## What to do
Count every line where "সফটওয" shows up, and give that number only.

## Given entries
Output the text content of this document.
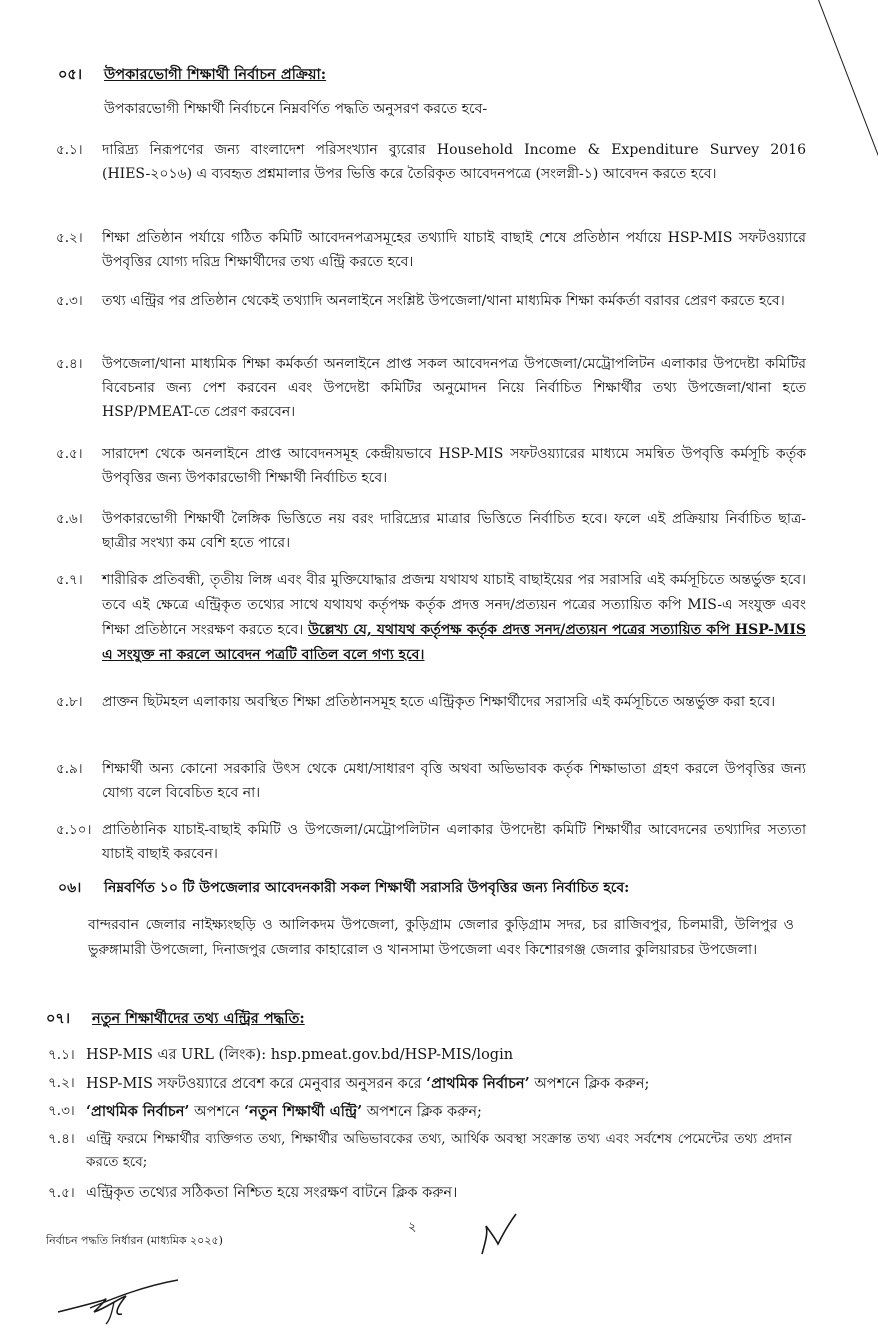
০৫। উপকারভোগী শিক্ষার্থী নির্বাচন প্রক্রিয়া:
উপকারভোগী শিক্ষার্থী নির্বাচনে নিম্নবর্ণিত পদ্ধতি অনুসরণ করতে হবে-
৫.১।	দারিদ্র্য নিরূপণের জন্য বাংলাদেশ পরিসংখ্যান ব্যুরোর Household Income & Expenditure Survey 2016 (HIES-২০১৬) এ ব্যবহৃত প্রশ্নমালার উপর ভিত্তি করে তৈরিকৃত আবেদনপত্রে (সংলগ্নী-১) আবেদন করতে হবে।
৫.২।	শিক্ষা প্রতিষ্ঠান পর্যায়ে গঠিত কমিটি আবেদনপত্রসমূহের তথ্যাদি যাচাই বাছাই শেষে প্রতিষ্ঠান পর্যায়ে HSP-MIS সফটওয়্যারে উপবৃত্তির যোগ্য দরিদ্র শিক্ষার্থীদের তথ্য এন্ট্রি করতে হবে।
৫.৩।	তথ্য এন্ট্রির পর প্রতিষ্ঠান থেকেই তথ্যাদি অনলাইনে সংশ্লিষ্ট উপজেলা/থানা মাধ্যমিক শিক্ষা কর্মকর্তা বরাবর প্রেরণ করতে হবে।
৫.৪।	উপজেলা/থানা মাধ্যমিক শিক্ষা কর্মকর্তা অনলাইনে প্রাপ্ত সকল আবেদনপত্র উপজেলা/মেট্রোপলিটন এলাকার উপদেষ্টা কমিটির বিবেচনার জন্য পেশ করবেন এবং উপদেষ্টা কমিটির অনুমোদন নিয়ে নির্বাচিত শিক্ষার্থীর তথ্য উপজেলা/থানা হতে HSP/PMEAT-তে প্রেরণ করবেন।
৫.৫।	সারাদেশ থেকে অনলাইনে প্রাপ্ত আবেদনসমূহ কেন্দ্রীয়ভাবে HSP-MIS সফটওয়্যারের মাধ্যমে সমন্বিত উপবৃত্তি কর্মসূচি কর্তৃক উপবৃত্তির জন্য উপকারভোগী শিক্ষার্থী নির্বাচিত হবে।
৫.৬।	উপকারভোগী শিক্ষার্থী লৈঙ্গিক ভিত্তিতে নয় বরং দারিদ্র্যের মাত্রার ভিত্তিতে নির্বাচিত হবে। ফলে এই প্রক্রিয়ায় নির্বাচিত ছাত্র-ছাত্রীর সংখ্যা কম বেশি হতে পারে।
৫.৭।	শারীরিক প্রতিবন্ধী, তৃতীয় লিঙ্গ এবং বীর মুক্তিযোদ্ধার প্রজন্ম যথাযথ যাচাই বাছাইয়ের পর সরাসরি এই কর্মসূচিতে অন্তর্ভুক্ত হবে। তবে এই ক্ষেত্রে এন্ট্রিকৃত তথ্যের সাথে যথাযথ কর্তৃপক্ষ কর্তৃক প্রদত্ত সনদ/প্রত্যয়ন পত্রের সত্যায়িত কপি MIS-এ সংযুক্ত এবং শিক্ষা প্রতিষ্ঠানে সংরক্ষণ করতে হবে। উল্লেখ্য যে, যথাযথ কর্তৃপক্ষ কর্তৃক প্রদত্ত সনদ/প্রত্যয়ন পত্রের সত্যায়িত কপি HSP-MIS এ সংযুক্ত না করলে আবেদন পত্রটি বাতিল বলে গণ্য হবে।
৫.৮।	প্রাক্তন ছিটমহল এলাকায় অবস্থিত শিক্ষা প্রতিষ্ঠানসমূহ হতে এন্ট্রিকৃত শিক্ষার্থীদের সরাসরি এই কর্মসূচিতে অন্তর্ভুক্ত করা হবে।
৫.৯।	শিক্ষার্থী অন্য কোনো সরকারি উৎস থেকে মেধা/সাধারণ বৃত্তি অথবা অভিভাবক কর্তৃক শিক্ষাভাতা গ্রহণ করলে উপবৃত্তির জন্য যোগ্য বলে বিবেচিত হবে না।
৫.১০। প্রাতিষ্ঠানিক যাচাই-বাছাই কমিটি ও উপজেলা/মেট্রোপলিটান এলাকার উপদেষ্টা কমিটি শিক্ষার্থীর আবেদনের তথ্যাদির সত্যতা যাচাই বাছাই করবেন।
০৬। নিম্নবর্ণিত ১০ টি উপজেলার আবেদনকারী সকল শিক্ষার্থী সরাসরি উপবৃত্তির জন্য নির্বাচিত হবে:
বান্দরবান জেলার নাইক্ষ্যংছড়ি ও আলিকদম উপজেলা, কুড়িগ্রাম জেলার কুড়িগ্রাম সদর, চর রাজিবপুর, চিলমারী, উলিপুর ও ভুরুঙ্গামারী উপজেলা, দিনাজপুর জেলার কাহারোল ও খানসামা উপজেলা এবং কিশোরগঞ্জ জেলার কুলিয়ারচর উপজেলা।
০৭। নতুন শিক্ষার্থীদের তথ্য এন্ট্রির পদ্ধতি:
৭.১। HSP-MIS এর URL (লিংক): hsp.pmeat.gov.bd/HSP-MIS/login
৭.২। HSP-MIS সফটওয়্যারে প্রবেশ করে মেনুবার অনুসরন করে ‘প্রাথমিক নির্বাচন’ অপশনে ক্লিক করুন;
৭.৩। ‘প্রাথমিক নির্বাচন’ অপশনে ‘নতুন শিক্ষার্থী এন্ট্রি’ অপশনে ক্লিক করুন;
৭.৪। এন্ট্রি ফরমে শিক্ষার্থীর ব্যক্তিগত তথ্য, শিক্ষার্থীর অভিভাবকের তথ্য, আর্থিক অবস্থা সংক্রান্ত তথ্য এবং সর্বশেষ পেমেন্টের তথ্য প্রদান করতে হবে;
৭.৫। এন্ট্রিকৃত তথ্যের সঠিকতা নিশ্চিত হয়ে সংরক্ষণ বাটনে ক্লিক করুন।
২
নির্বাচন পদ্ধতি নির্ধারন (মাধ্যমিক ২০২৫)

## Result of the task
3